REQUEST: Copy every line of the data below exactly as it appears, leaving out the pictures.

RECORDS FOR THIS TASK:

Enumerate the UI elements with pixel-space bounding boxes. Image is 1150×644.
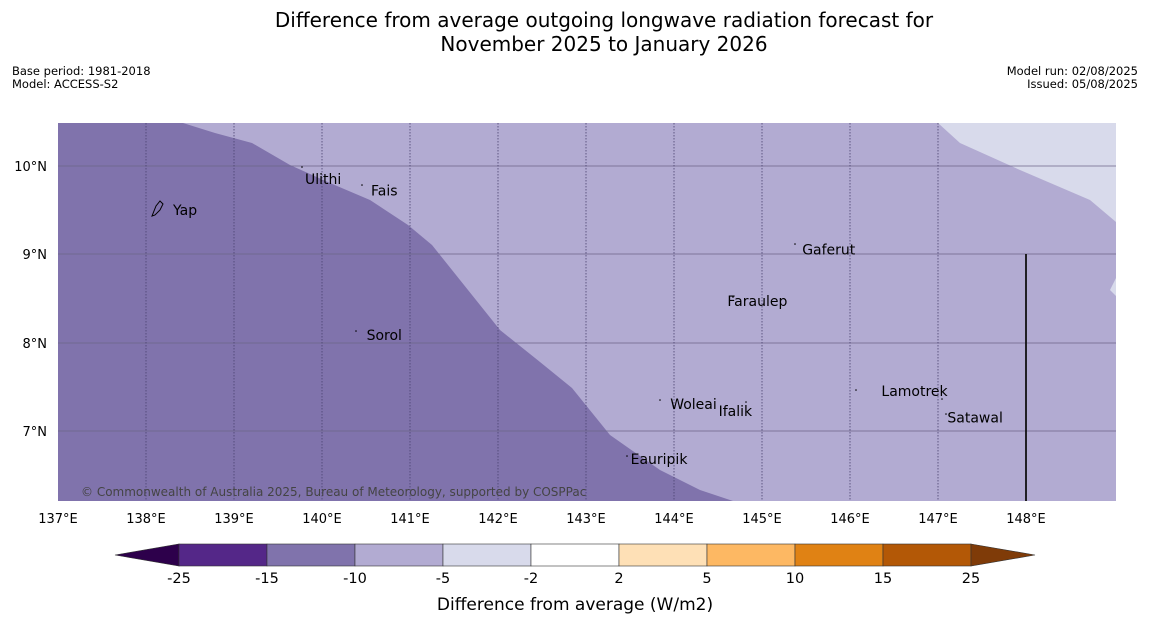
place-label-gaferut: Gaferut xyxy=(802,243,856,259)
colorbar-bin xyxy=(530,543,620,567)
place-label-lamotrek: Lamotrek xyxy=(881,384,948,400)
lon-tick-label: 146°E xyxy=(830,512,870,527)
region-minus5-to-minus2-east xyxy=(1110,278,1116,296)
colorbar-tick-label: 10 xyxy=(786,571,804,587)
meta-right: Model run: 02/08/2025 Issued: 05/08/2025 xyxy=(1007,65,1138,91)
colorbar-tick-label: 5 xyxy=(702,571,711,587)
region-minus15-to-minus10 xyxy=(58,123,733,501)
colorbar: -25 -15 -10 -5 -2 2 5 10 15 25 Difference from av… xyxy=(114,543,1036,615)
colorbar-tick-label: -15 xyxy=(255,571,279,587)
colorbar-over-arrow xyxy=(970,543,1036,567)
region-minus5-to-minus2 xyxy=(938,123,1116,222)
lon-tick-label: 137°E xyxy=(38,512,78,527)
colorbar-bin xyxy=(178,543,268,567)
lat-tick-labels: 10°N 9°N 8°N 7°N xyxy=(14,160,47,440)
colorbar-tick-label: -10 xyxy=(343,571,367,587)
island-dots xyxy=(301,166,947,457)
place-label-ifalik: Ifalik xyxy=(719,404,753,420)
colorbar-under-arrow xyxy=(114,543,180,567)
colorbar-bins xyxy=(178,543,972,567)
lat-tick-label: 7°N xyxy=(23,425,48,440)
colorbar-tick-label: 2 xyxy=(614,571,623,587)
lon-tick-label: 140°E xyxy=(302,512,342,527)
place-labels: Yap Ulithi Fais Sorol Gaferut Faraulep Woleai I… xyxy=(172,172,1003,468)
issued-date: Issued: 05/08/2025 xyxy=(1027,77,1138,91)
map-title: Difference from average outgoing longwav… xyxy=(0,8,1150,56)
colorbar-tick-label: -25 xyxy=(167,571,191,587)
place-label-satawal: Satawal xyxy=(947,410,1002,426)
colorbar-bin xyxy=(794,543,884,567)
base-period: Base period: 1981-2018 xyxy=(12,64,151,78)
lon-tick-label: 143°E xyxy=(566,512,606,527)
colorbar-tick-label: 25 xyxy=(962,571,980,587)
lat-tick-label: 10°N xyxy=(14,160,47,175)
lon-tick-label: 144°E xyxy=(654,512,694,527)
place-label-fais: Fais xyxy=(371,183,398,199)
lon-tick-label: 145°E xyxy=(742,512,782,527)
colorbar-bin xyxy=(882,543,972,567)
place-label-yap: Yap xyxy=(172,203,197,219)
colorbar-bin xyxy=(354,543,444,567)
place-label-eauripik: Eauripik xyxy=(631,452,689,468)
colorbar-bin xyxy=(266,543,356,567)
yap-island-shape xyxy=(151,200,164,217)
meta-left: Base period: 1981-2018 Model: ACCESS-S2 xyxy=(12,65,151,91)
model-name: Model: ACCESS-S2 xyxy=(12,77,119,91)
lon-tick-label: 138°E xyxy=(126,512,166,527)
model-run: Model run: 02/08/2025 xyxy=(1006,64,1138,78)
colorbar-tick-label: -5 xyxy=(436,571,450,587)
lon-tick-label: 148°E xyxy=(1006,512,1046,527)
colorbar-bin xyxy=(618,543,708,567)
colorbar-tick-label: 15 xyxy=(874,571,892,587)
lon-tick-labels: 137°E 138°E 139°E 140°E 141°E 142°E 143°… xyxy=(38,512,1046,527)
lon-tick-label: 147°E xyxy=(918,512,958,527)
lon-tick-label: 141°E xyxy=(390,512,430,527)
map-area: Yap Ulithi Fais Sorol Gaferut Faraulep Woleai I… xyxy=(58,123,1116,501)
colorbar-bin xyxy=(442,543,532,567)
lon-gridlines xyxy=(145,123,939,501)
lat-tick-label: 9°N xyxy=(23,248,48,263)
place-label-faraulep: Faraulep xyxy=(727,294,787,310)
colorbar-bin xyxy=(706,543,796,567)
lat-tick-label: 8°N xyxy=(23,337,48,352)
copyright-notice: © Commonwealth of Australia 2025, Bureau… xyxy=(81,485,586,499)
title-line-1: Difference from average outgoing longwav… xyxy=(274,8,934,32)
colorbar-ticks: -25 -15 -10 -5 -2 2 5 10 15 25 xyxy=(167,571,980,587)
place-label-woleai: Woleai xyxy=(670,397,717,413)
colorbar-label: Difference from average (W/m2) xyxy=(437,595,713,615)
colorbar-tick-label: -2 xyxy=(524,571,538,587)
lon-tick-label: 142°E xyxy=(478,512,518,527)
title-line-2: November 2025 to January 2026 xyxy=(440,32,768,56)
place-label-sorol: Sorol xyxy=(367,328,402,344)
lon-tick-label: 139°E xyxy=(214,512,254,527)
place-label-ulithi: Ulithi xyxy=(305,172,341,188)
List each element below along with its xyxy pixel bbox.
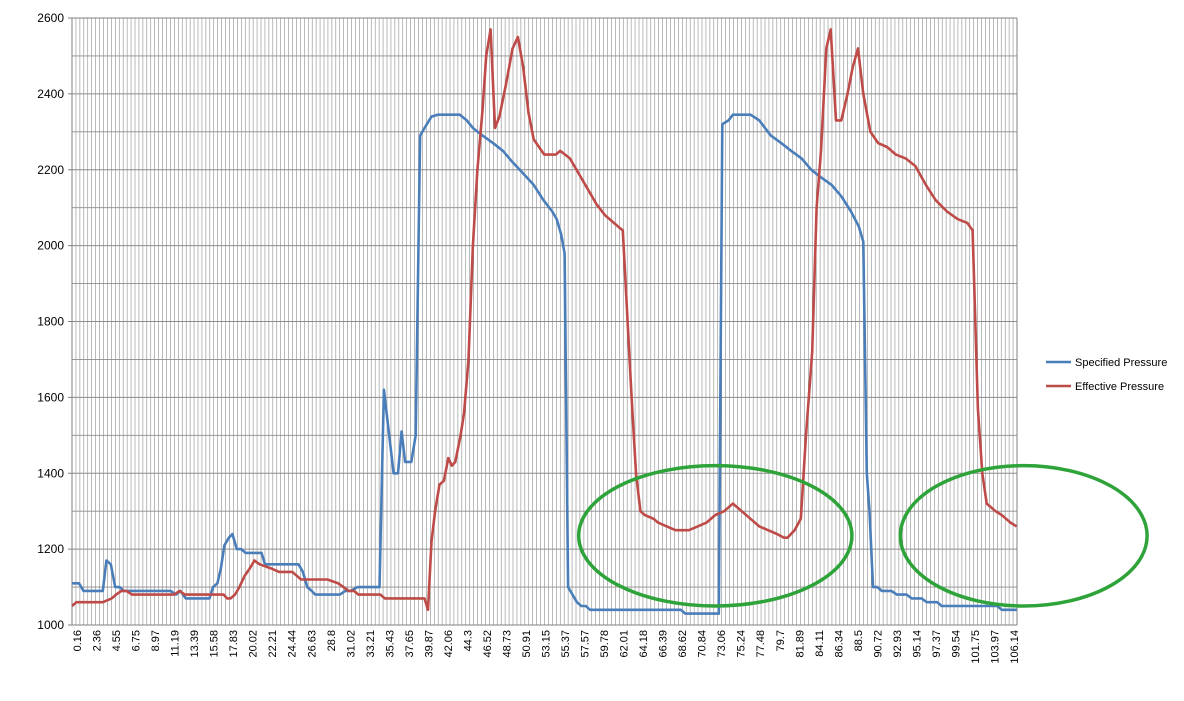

COMPLETE RESPONSE:
Enumerate the UI elements with pixel-space bounding boxes. Image is 1150×644.
place-label-gaferut: Gaferut xyxy=(802,243,856,259)
colorbar-bin xyxy=(530,543,620,567)
place-label-lamotrek: Lamotrek xyxy=(881,384,948,400)
lon-tick-label: 146°E xyxy=(830,512,870,527)
region-minus5-to-minus2-east xyxy=(1110,278,1116,296)
colorbar-tick-label: 10 xyxy=(786,571,804,587)
meta-right: Model run: 02/08/2025 Issued: 05/08/2025 xyxy=(1007,65,1138,91)
colorbar-tick-label: 5 xyxy=(702,571,711,587)
region-minus15-to-minus10 xyxy=(58,123,733,501)
colorbar: -25 -15 -10 -5 -2 2 5 10 15 25 Difference from av… xyxy=(114,543,1036,615)
colorbar-tick-label: -15 xyxy=(255,571,279,587)
colorbar-over-arrow xyxy=(970,543,1036,567)
region-minus5-to-minus2 xyxy=(938,123,1116,222)
lon-tick-label: 137°E xyxy=(38,512,78,527)
colorbar-bin xyxy=(178,543,268,567)
lat-tick-labels: 10°N 9°N 8°N 7°N xyxy=(14,160,47,440)
colorbar-tick-label: -10 xyxy=(343,571,367,587)
island-dots xyxy=(301,166,947,457)
place-label-ifalik: Ifalik xyxy=(719,404,753,420)
colorbar-under-arrow xyxy=(114,543,180,567)
colorbar-bins xyxy=(178,543,972,567)
lat-tick-label: 7°N xyxy=(23,425,48,440)
colorbar-tick-label: 2 xyxy=(614,571,623,587)
lon-tick-label: 140°E xyxy=(302,512,342,527)
place-labels: Yap Ulithi Fais Sorol Gaferut Faraulep Woleai I… xyxy=(172,172,1003,468)
issued-date: Issued: 05/08/2025 xyxy=(1027,77,1138,91)
map-title: Difference from average outgoing longwav… xyxy=(0,8,1150,56)
colorbar-tick-label: -25 xyxy=(167,571,191,587)
place-label-satawal: Satawal xyxy=(947,410,1002,426)
colorbar-bin xyxy=(794,543,884,567)
base-period: Base period: 1981-2018 xyxy=(12,64,151,78)
lon-tick-label: 143°E xyxy=(566,512,606,527)
colorbar-tick-label: 25 xyxy=(962,571,980,587)
lat-tick-label: 10°N xyxy=(14,160,47,175)
lon-tick-label: 144°E xyxy=(654,512,694,527)
place-label-fais: Fais xyxy=(371,183,398,199)
lon-tick-label: 145°E xyxy=(742,512,782,527)
colorbar-bin xyxy=(882,543,972,567)
place-label-yap: Yap xyxy=(172,203,197,219)
colorbar-bin xyxy=(354,543,444,567)
place-label-eauripik: Eauripik xyxy=(631,452,689,468)
colorbar-bin xyxy=(266,543,356,567)
yap-island-shape xyxy=(151,200,164,217)
meta-left: Base period: 1981-2018 Model: ACCESS-S2 xyxy=(12,65,151,91)
model-name: Model: ACCESS-S2 xyxy=(12,77,119,91)
lon-tick-label: 138°E xyxy=(126,512,166,527)
model-run: Model run: 02/08/2025 xyxy=(1006,64,1138,78)
colorbar-tick-label: -5 xyxy=(436,571,450,587)
lon-tick-label: 148°E xyxy=(1006,512,1046,527)
colorbar-bin xyxy=(618,543,708,567)
colorbar-tick-label: 15 xyxy=(874,571,892,587)
lon-tick-labels: 137°E 138°E 139°E 140°E 141°E 142°E 143°… xyxy=(38,512,1046,527)
lon-tick-label: 147°E xyxy=(918,512,958,527)
lon-tick-label: 141°E xyxy=(390,512,430,527)
map-area: Yap Ulithi Fais Sorol Gaferut Faraulep Woleai I… xyxy=(58,123,1116,501)
colorbar-bin xyxy=(442,543,532,567)
lon-gridlines xyxy=(145,123,939,501)
lat-tick-label: 9°N xyxy=(23,248,48,263)
place-label-faraulep: Faraulep xyxy=(727,294,787,310)
colorbar-bin xyxy=(706,543,796,567)
lat-tick-label: 8°N xyxy=(23,337,48,352)
copyright-notice: © Commonwealth of Australia 2025, Bureau… xyxy=(81,485,586,499)
title-line-1: Difference from average outgoing longwav… xyxy=(274,8,934,32)
colorbar-ticks: -25 -15 -10 -5 -2 2 5 10 15 25 xyxy=(167,571,980,587)
place-label-woleai: Woleai xyxy=(670,397,717,413)
colorbar-label: Difference from average (W/m2) xyxy=(437,595,713,615)
colorbar-tick-label: -2 xyxy=(524,571,538,587)
lon-tick-label: 142°E xyxy=(478,512,518,527)
title-line-2: November 2025 to January 2026 xyxy=(440,32,768,56)
place-label-sorol: Sorol xyxy=(367,328,402,344)
lon-tick-label: 139°E xyxy=(214,512,254,527)
place-label-ulithi: Ulithi xyxy=(305,172,341,188)
List each element below along with its xyxy pixel bbox.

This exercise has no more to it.